**WHAT IS ASKED**
Without the pictures, can you quote each line below exactly?

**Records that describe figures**

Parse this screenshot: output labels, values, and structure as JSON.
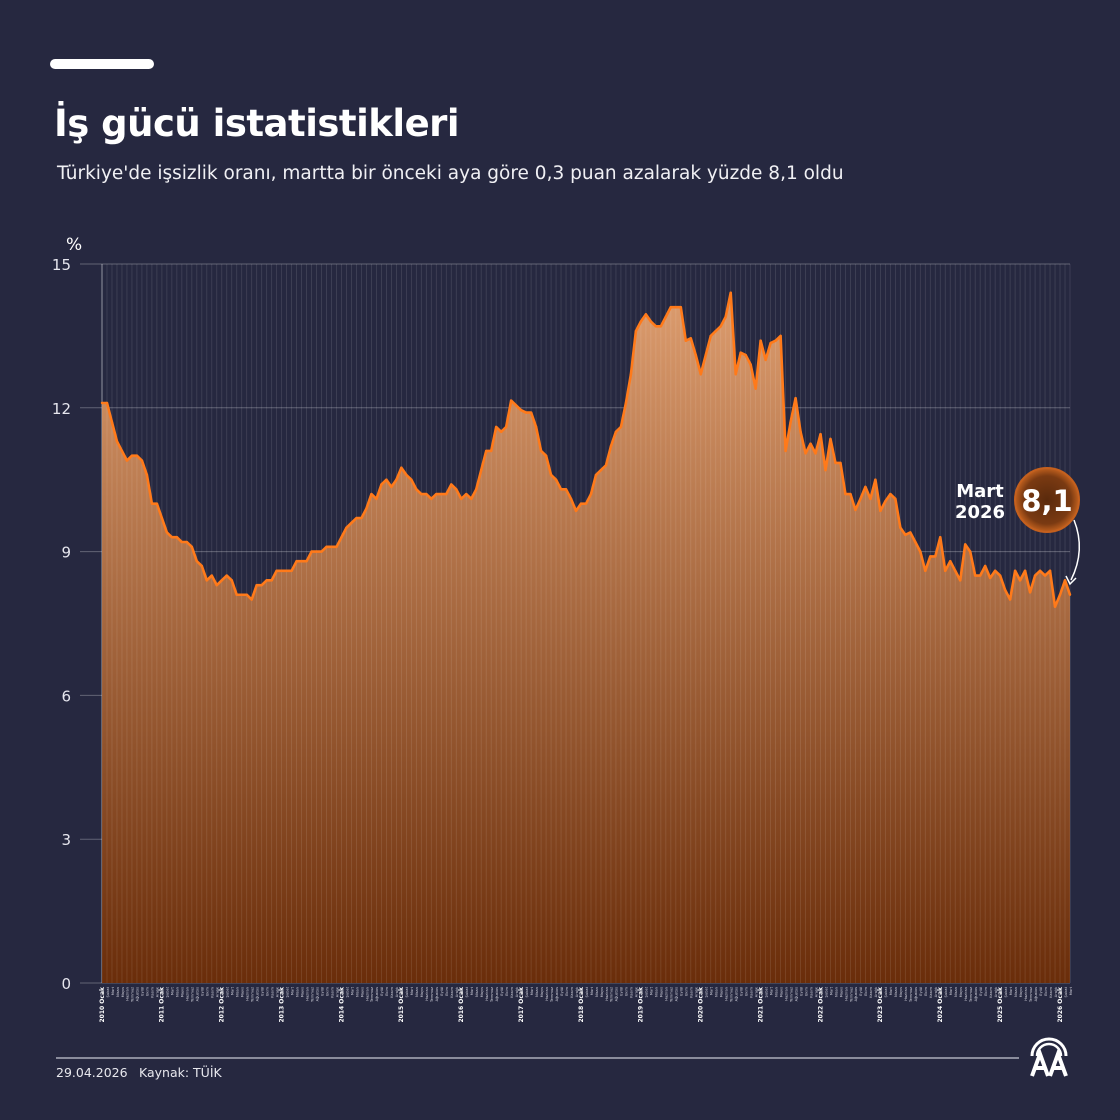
{
  "header": {
    "title": "İş gücü istatistikleri",
    "subtitle": "Türkiye'de işsizlik oranı, martta bir önceki aya göre 0,3 puan azalarak yüzde 8,1 oldu"
  },
  "footer": {
    "date": "29.04.2026",
    "source": "Kaynak: TÜİK",
    "logo_text": "AA"
  },
  "colors": {
    "background": "#262840",
    "line": "#ff7a1a",
    "fill_top": "#dc9c6e",
    "fill_bottom": "#6a2d0a"
  },
  "chart_data": {
    "type": "area",
    "ylabel": "%",
    "ylim": [
      0,
      15
    ],
    "yticks": [
      "0",
      "3",
      "6",
      "9",
      "12",
      "15"
    ],
    "grid": true,
    "start_year": 2010,
    "month_names": [
      "Ocak",
      "Şubat",
      "Mart",
      "Nisan",
      "Mayıs",
      "Haziran",
      "Temmuz",
      "Ağustos",
      "Eylül",
      "Ekim",
      "Kasım",
      "Aralık"
    ],
    "years": [
      {
        "year": "2010",
        "label": "2010 Ocak",
        "values": [
          12.1,
          12.1,
          11.7,
          11.3,
          11.1,
          10.9,
          11.0,
          11.0,
          10.9,
          10.6,
          10.0,
          10.0
        ]
      },
      {
        "year": "2011",
        "label": "2011 Ocak",
        "values": [
          9.7,
          9.4,
          9.3,
          9.3,
          9.2,
          9.2,
          9.1,
          8.8,
          8.7,
          8.4,
          8.5,
          8.3
        ]
      },
      {
        "year": "2012",
        "label": "2012 Ocak",
        "values": [
          8.4,
          8.5,
          8.4,
          8.1,
          8.1,
          8.1,
          8.0,
          8.3,
          8.3,
          8.4,
          8.4,
          8.6
        ]
      },
      {
        "year": "2013",
        "label": "2013 Ocak",
        "values": [
          8.6,
          8.6,
          8.6,
          8.8,
          8.8,
          8.8,
          9.0,
          9.0,
          9.0,
          9.1,
          9.1,
          9.1
        ]
      },
      {
        "year": "2014",
        "label": "2014 Ocak",
        "values": [
          9.3,
          9.5,
          9.6,
          9.7,
          9.7,
          9.9,
          10.2,
          10.1,
          10.4,
          10.5,
          10.35,
          10.5
        ]
      },
      {
        "year": "2015",
        "label": "2015 Ocak",
        "values": [
          10.75,
          10.6,
          10.5,
          10.3,
          10.2,
          10.2,
          10.1,
          10.2,
          10.2,
          10.2,
          10.4,
          10.3
        ]
      },
      {
        "year": "2016",
        "label": "2016 Ocak",
        "values": [
          10.1,
          10.2,
          10.1,
          10.3,
          10.7,
          11.1,
          11.1,
          11.6,
          11.5,
          11.6,
          12.15,
          12.05
        ]
      },
      {
        "year": "2017",
        "label": "2017 Ocak",
        "values": [
          11.95,
          11.9,
          11.9,
          11.6,
          11.1,
          11.0,
          10.6,
          10.5,
          10.3,
          10.3,
          10.1,
          9.85
        ]
      },
      {
        "year": "2018",
        "label": "2018 Ocak",
        "values": [
          10.0,
          10.0,
          10.2,
          10.6,
          10.7,
          10.8,
          11.2,
          11.5,
          11.6,
          12.1,
          12.7,
          13.6
        ]
      },
      {
        "year": "2019",
        "label": "2019 Ocak",
        "values": [
          13.8,
          13.95,
          13.8,
          13.7,
          13.7,
          13.9,
          14.1,
          14.1,
          14.1,
          13.4,
          13.45,
          13.1
        ]
      },
      {
        "year": "2020",
        "label": "2020 Ocak",
        "values": [
          12.7,
          13.1,
          13.5,
          13.6,
          13.7,
          13.9,
          14.4,
          12.7,
          13.15,
          13.1,
          12.9,
          12.4
        ]
      },
      {
        "year": "2021",
        "label": "2021 Ocak",
        "values": [
          13.4,
          13.0,
          13.35,
          13.4,
          13.5,
          11.1,
          11.7,
          12.2,
          11.5,
          11.05,
          11.25,
          11.05
        ]
      },
      {
        "year": "2022",
        "label": "2022 Ocak",
        "values": [
          11.45,
          10.7,
          11.35,
          10.85,
          10.85,
          10.2,
          10.2,
          9.87,
          10.1,
          10.35,
          10.1,
          10.5
        ]
      },
      {
        "year": "2023",
        "label": "2023 Ocak",
        "values": [
          9.85,
          10.05,
          10.2,
          10.1,
          9.5,
          9.35,
          9.4,
          9.2,
          9.0,
          8.6,
          8.9,
          8.9
        ]
      },
      {
        "year": "2024",
        "label": "2024 Ocak",
        "values": [
          9.3,
          8.6,
          8.8,
          8.6,
          8.4,
          9.15,
          9.0,
          8.5,
          8.5,
          8.7,
          8.45,
          8.6
        ]
      },
      {
        "year": "2025",
        "label": "2025 Ocak",
        "values": [
          8.5,
          8.2,
          8.0,
          8.6,
          8.4,
          8.6,
          8.15,
          8.5,
          8.6,
          8.5,
          8.6,
          7.85
        ]
      },
      {
        "year": "2026",
        "label": "2026 Ocak",
        "values": [
          8.1,
          8.4,
          8.1
        ]
      }
    ],
    "annotation": {
      "period_line1": "Mart",
      "period_line2": "2026",
      "value": "8,1"
    }
  }
}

**RESPONSE FOR THIS EXERCISE**
Parse this screenshot: output labels, values, and structure as JSON.
{
  "header": {
    "title": "İş gücü istatistikleri",
    "subtitle": "Türkiye'de işsizlik oranı, martta bir önceki aya göre 0,3 puan azalarak yüzde 8,1 oldu"
  },
  "footer": {
    "date": "29.04.2026",
    "source": "Kaynak: TÜİK",
    "logo_text": "AA"
  },
  "colors": {
    "background": "#262840",
    "line": "#ff7a1a",
    "fill_top": "#dc9c6e",
    "fill_bottom": "#6a2d0a"
  },
  "chart_data": {
    "type": "area",
    "ylabel": "%",
    "ylim": [
      0,
      15
    ],
    "yticks": [
      "0",
      "3",
      "6",
      "9",
      "12",
      "15"
    ],
    "grid": true,
    "start_year": 2010,
    "month_names": [
      "Ocak",
      "Şubat",
      "Mart",
      "Nisan",
      "Mayıs",
      "Haziran",
      "Temmuz",
      "Ağustos",
      "Eylül",
      "Ekim",
      "Kasım",
      "Aralık"
    ],
    "years": [
      {
        "year": "2010",
        "label": "2010 Ocak",
        "values": [
          12.1,
          12.1,
          11.7,
          11.3,
          11.1,
          10.9,
          11.0,
          11.0,
          10.9,
          10.6,
          10.0,
          10.0
        ]
      },
      {
        "year": "2011",
        "label": "2011 Ocak",
        "values": [
          9.7,
          9.4,
          9.3,
          9.3,
          9.2,
          9.2,
          9.1,
          8.8,
          8.7,
          8.4,
          8.5,
          8.3
        ]
      },
      {
        "year": "2012",
        "label": "2012 Ocak",
        "values": [
          8.4,
          8.5,
          8.4,
          8.1,
          8.1,
          8.1,
          8.0,
          8.3,
          8.3,
          8.4,
          8.4,
          8.6
        ]
      },
      {
        "year": "2013",
        "label": "2013 Ocak",
        "values": [
          8.6,
          8.6,
          8.6,
          8.8,
          8.8,
          8.8,
          9.0,
          9.0,
          9.0,
          9.1,
          9.1,
          9.1
        ]
      },
      {
        "year": "2014",
        "label": "2014 Ocak",
        "values": [
          9.3,
          9.5,
          9.6,
          9.7,
          9.7,
          9.9,
          10.2,
          10.1,
          10.4,
          10.5,
          10.35,
          10.5
        ]
      },
      {
        "year": "2015",
        "label": "2015 Ocak",
        "values": [
          10.75,
          10.6,
          10.5,
          10.3,
          10.2,
          10.2,
          10.1,
          10.2,
          10.2,
          10.2,
          10.4,
          10.3
        ]
      },
      {
        "year": "2016",
        "label": "2016 Ocak",
        "values": [
          10.1,
          10.2,
          10.1,
          10.3,
          10.7,
          11.1,
          11.1,
          11.6,
          11.5,
          11.6,
          12.15,
          12.05
        ]
      },
      {
        "year": "2017",
        "label": "2017 Ocak",
        "values": [
          11.95,
          11.9,
          11.9,
          11.6,
          11.1,
          11.0,
          10.6,
          10.5,
          10.3,
          10.3,
          10.1,
          9.85
        ]
      },
      {
        "year": "2018",
        "label": "2018 Ocak",
        "values": [
          10.0,
          10.0,
          10.2,
          10.6,
          10.7,
          10.8,
          11.2,
          11.5,
          11.6,
          12.1,
          12.7,
          13.6
        ]
      },
      {
        "year": "2019",
        "label": "2019 Ocak",
        "values": [
          13.8,
          13.95,
          13.8,
          13.7,
          13.7,
          13.9,
          14.1,
          14.1,
          14.1,
          13.4,
          13.45,
          13.1
        ]
      },
      {
        "year": "2020",
        "label": "2020 Ocak",
        "values": [
          12.7,
          13.1,
          13.5,
          13.6,
          13.7,
          13.9,
          14.4,
          12.7,
          13.15,
          13.1,
          12.9,
          12.4
        ]
      },
      {
        "year": "2021",
        "label": "2021 Ocak",
        "values": [
          13.4,
          13.0,
          13.35,
          13.4,
          13.5,
          11.1,
          11.7,
          12.2,
          11.5,
          11.05,
          11.25,
          11.05
        ]
      },
      {
        "year": "2022",
        "label": "2022 Ocak",
        "values": [
          11.45,
          10.7,
          11.35,
          10.85,
          10.85,
          10.2,
          10.2,
          9.87,
          10.1,
          10.35,
          10.1,
          10.5
        ]
      },
      {
        "year": "2023",
        "label": "2023 Ocak",
        "values": [
          9.85,
          10.05,
          10.2,
          10.1,
          9.5,
          9.35,
          9.4,
          9.2,
          9.0,
          8.6,
          8.9,
          8.9
        ]
      },
      {
        "year": "2024",
        "label": "2024 Ocak",
        "values": [
          9.3,
          8.6,
          8.8,
          8.6,
          8.4,
          9.15,
          9.0,
          8.5,
          8.5,
          8.7,
          8.45,
          8.6
        ]
      },
      {
        "year": "2025",
        "label": "2025 Ocak",
        "values": [
          8.5,
          8.2,
          8.0,
          8.6,
          8.4,
          8.6,
          8.15,
          8.5,
          8.6,
          8.5,
          8.6,
          7.85
        ]
      },
      {
        "year": "2026",
        "label": "2026 Ocak",
        "values": [
          8.1,
          8.4,
          8.1
        ]
      }
    ],
    "annotation": {
      "period_line1": "Mart",
      "period_line2": "2026",
      "value": "8,1"
    }
  }
}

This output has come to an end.